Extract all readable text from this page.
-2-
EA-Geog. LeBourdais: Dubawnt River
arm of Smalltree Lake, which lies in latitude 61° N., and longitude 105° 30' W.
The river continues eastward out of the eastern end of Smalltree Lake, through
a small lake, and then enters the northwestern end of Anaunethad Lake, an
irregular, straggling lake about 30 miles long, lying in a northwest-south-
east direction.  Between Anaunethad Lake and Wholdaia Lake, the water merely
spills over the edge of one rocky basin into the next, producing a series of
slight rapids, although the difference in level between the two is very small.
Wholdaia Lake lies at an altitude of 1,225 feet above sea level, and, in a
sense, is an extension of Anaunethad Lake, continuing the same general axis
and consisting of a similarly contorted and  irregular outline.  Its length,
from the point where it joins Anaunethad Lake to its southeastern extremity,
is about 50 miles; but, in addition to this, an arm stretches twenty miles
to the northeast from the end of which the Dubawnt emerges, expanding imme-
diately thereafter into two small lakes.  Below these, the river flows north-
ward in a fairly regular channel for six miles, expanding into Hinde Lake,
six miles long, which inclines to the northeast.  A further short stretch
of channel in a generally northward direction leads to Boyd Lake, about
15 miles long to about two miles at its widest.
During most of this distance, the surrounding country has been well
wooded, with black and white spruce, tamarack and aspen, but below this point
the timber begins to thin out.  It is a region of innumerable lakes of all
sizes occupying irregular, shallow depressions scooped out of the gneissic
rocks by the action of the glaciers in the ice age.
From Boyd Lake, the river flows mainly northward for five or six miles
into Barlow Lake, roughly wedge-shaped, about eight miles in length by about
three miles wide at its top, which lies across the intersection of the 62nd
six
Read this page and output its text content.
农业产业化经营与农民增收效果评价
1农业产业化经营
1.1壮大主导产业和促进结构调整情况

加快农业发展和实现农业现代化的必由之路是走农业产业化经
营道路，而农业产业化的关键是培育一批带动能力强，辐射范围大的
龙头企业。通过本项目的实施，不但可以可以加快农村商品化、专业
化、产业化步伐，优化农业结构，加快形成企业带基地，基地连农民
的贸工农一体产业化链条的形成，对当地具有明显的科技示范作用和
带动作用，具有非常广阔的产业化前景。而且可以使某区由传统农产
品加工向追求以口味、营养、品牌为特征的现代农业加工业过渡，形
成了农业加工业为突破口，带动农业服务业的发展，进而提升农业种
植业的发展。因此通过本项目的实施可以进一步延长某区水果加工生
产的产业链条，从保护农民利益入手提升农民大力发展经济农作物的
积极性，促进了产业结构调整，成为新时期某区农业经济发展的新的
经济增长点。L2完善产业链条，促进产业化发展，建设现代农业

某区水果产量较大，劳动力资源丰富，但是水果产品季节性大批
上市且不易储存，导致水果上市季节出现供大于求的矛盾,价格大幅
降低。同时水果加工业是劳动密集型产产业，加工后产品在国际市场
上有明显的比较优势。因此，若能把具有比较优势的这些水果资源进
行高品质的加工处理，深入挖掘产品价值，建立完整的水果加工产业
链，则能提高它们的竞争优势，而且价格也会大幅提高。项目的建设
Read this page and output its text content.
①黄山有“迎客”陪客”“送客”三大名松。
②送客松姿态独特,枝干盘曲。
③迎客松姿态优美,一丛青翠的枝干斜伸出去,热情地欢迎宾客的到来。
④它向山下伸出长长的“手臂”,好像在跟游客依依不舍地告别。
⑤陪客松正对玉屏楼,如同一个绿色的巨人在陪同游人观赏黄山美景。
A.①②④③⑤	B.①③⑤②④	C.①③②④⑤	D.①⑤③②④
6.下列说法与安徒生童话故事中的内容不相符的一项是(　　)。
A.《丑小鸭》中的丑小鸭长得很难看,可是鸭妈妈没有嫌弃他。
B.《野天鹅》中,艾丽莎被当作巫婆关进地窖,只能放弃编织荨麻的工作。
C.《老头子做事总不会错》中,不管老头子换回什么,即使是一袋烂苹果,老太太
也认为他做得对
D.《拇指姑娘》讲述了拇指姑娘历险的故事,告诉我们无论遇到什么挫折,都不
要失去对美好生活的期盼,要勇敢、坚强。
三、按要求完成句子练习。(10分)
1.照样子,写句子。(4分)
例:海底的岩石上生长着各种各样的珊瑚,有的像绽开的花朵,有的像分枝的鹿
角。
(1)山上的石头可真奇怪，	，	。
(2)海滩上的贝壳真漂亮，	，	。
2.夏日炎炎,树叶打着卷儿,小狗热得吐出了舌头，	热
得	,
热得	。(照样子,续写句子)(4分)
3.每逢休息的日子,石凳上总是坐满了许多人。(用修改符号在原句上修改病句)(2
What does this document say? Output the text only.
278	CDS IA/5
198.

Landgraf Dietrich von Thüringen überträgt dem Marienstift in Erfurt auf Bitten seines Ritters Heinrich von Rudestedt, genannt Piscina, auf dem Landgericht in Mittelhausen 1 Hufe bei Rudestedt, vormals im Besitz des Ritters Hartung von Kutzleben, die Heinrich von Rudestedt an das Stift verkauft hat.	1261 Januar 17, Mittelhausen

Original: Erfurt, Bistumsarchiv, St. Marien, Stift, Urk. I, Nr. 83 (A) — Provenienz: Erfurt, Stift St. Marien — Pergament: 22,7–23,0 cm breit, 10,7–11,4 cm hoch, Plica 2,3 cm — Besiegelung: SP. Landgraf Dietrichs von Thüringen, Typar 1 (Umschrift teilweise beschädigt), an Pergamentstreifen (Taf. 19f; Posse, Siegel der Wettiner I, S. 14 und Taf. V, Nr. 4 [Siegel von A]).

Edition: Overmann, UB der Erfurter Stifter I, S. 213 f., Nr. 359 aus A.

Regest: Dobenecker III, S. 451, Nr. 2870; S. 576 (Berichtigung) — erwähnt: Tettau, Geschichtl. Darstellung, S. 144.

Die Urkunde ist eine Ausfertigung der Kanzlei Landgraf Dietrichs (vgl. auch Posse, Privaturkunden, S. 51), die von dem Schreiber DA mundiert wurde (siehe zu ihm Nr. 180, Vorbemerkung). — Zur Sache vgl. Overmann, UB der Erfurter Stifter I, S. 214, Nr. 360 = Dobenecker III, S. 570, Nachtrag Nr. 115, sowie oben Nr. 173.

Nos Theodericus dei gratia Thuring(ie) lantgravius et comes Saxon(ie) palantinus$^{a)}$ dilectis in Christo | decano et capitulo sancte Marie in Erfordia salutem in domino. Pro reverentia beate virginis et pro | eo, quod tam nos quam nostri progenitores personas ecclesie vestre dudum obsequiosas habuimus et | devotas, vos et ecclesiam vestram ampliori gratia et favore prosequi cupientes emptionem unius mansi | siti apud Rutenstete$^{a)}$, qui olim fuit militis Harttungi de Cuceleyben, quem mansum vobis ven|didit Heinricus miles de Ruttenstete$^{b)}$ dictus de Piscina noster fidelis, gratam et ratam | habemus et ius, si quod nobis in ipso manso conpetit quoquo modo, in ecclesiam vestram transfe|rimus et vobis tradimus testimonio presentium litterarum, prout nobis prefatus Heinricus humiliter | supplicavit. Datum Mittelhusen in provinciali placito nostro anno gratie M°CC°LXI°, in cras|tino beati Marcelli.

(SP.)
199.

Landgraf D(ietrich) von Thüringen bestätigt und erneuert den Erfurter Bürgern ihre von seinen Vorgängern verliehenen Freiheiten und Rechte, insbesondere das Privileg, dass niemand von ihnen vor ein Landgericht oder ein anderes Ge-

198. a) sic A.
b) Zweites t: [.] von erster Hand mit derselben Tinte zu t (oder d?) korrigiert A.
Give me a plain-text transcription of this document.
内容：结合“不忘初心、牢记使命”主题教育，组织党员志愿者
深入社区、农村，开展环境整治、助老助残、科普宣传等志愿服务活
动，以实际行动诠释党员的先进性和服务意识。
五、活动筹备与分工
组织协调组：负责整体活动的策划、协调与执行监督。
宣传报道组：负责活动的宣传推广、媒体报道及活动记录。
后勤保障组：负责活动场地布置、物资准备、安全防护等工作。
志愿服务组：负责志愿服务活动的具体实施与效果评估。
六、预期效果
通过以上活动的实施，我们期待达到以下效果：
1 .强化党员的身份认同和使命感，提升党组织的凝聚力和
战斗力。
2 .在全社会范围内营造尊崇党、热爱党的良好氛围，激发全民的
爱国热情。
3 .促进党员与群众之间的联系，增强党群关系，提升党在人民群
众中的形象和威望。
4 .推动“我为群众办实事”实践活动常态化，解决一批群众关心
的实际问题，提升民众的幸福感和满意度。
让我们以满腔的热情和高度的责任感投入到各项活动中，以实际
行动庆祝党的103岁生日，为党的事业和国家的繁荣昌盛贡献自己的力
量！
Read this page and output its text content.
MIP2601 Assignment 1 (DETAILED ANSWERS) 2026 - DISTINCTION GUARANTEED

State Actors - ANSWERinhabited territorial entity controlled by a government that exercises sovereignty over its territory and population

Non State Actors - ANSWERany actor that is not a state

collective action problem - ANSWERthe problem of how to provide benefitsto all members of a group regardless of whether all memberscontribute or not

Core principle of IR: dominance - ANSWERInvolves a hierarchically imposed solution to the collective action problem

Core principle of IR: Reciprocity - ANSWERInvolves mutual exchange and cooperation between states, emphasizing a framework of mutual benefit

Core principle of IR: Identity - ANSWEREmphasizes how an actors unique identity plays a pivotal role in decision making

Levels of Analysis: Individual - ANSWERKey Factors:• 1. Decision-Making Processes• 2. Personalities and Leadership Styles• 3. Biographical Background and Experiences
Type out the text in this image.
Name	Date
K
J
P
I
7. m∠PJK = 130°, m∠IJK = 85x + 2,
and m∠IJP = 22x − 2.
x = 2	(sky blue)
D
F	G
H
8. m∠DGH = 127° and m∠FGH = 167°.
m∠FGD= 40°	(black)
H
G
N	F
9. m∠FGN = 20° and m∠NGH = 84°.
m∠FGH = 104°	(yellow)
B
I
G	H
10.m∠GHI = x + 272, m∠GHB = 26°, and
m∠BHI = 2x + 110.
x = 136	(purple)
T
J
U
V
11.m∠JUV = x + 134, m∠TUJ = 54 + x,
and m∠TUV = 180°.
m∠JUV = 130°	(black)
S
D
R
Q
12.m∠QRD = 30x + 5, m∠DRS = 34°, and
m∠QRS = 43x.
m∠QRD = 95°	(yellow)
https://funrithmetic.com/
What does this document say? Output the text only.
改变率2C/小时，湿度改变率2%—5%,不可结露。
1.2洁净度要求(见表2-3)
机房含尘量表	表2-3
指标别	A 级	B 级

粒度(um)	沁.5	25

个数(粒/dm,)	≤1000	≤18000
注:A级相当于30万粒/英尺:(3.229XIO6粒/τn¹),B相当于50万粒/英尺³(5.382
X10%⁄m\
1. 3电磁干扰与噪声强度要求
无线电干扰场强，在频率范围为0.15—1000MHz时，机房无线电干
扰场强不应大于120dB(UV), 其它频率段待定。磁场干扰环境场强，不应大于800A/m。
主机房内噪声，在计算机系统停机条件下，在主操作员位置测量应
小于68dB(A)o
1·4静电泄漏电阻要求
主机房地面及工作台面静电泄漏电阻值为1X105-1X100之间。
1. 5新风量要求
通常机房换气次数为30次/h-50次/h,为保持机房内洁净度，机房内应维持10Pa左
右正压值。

━━━━━━━━

> _Description of the task_: Of the lines in the material, how many include "length"? Respond with the number alone.

> _Answer to this exercise_: 2